• Set exercise
Only the number is needed: how many lines contain the word "caption"?

• Data in this exercise
* Begin *
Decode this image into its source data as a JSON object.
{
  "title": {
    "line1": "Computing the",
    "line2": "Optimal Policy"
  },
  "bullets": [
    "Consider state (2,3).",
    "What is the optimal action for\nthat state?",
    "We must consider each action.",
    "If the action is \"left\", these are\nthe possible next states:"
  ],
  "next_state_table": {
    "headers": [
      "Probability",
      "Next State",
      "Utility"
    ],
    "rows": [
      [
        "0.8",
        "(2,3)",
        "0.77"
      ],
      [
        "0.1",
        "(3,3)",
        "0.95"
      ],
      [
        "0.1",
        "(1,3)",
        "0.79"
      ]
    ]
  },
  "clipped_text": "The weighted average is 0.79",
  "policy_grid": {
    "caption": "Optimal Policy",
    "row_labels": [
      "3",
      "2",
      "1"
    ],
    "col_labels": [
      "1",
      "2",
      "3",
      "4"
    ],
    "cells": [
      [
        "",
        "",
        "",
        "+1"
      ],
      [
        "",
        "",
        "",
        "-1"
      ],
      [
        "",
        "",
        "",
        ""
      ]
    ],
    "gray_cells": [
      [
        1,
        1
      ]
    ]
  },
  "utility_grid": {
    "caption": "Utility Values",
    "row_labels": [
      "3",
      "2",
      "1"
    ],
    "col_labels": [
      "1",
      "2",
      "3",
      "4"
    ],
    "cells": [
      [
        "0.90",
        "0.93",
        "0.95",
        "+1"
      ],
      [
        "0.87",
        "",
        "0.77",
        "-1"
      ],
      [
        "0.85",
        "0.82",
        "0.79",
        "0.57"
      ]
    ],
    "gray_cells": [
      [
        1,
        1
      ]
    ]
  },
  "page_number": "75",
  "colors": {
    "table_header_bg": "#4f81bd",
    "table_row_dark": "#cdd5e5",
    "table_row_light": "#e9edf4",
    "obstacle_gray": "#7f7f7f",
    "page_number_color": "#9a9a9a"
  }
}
* End *
• Output below
2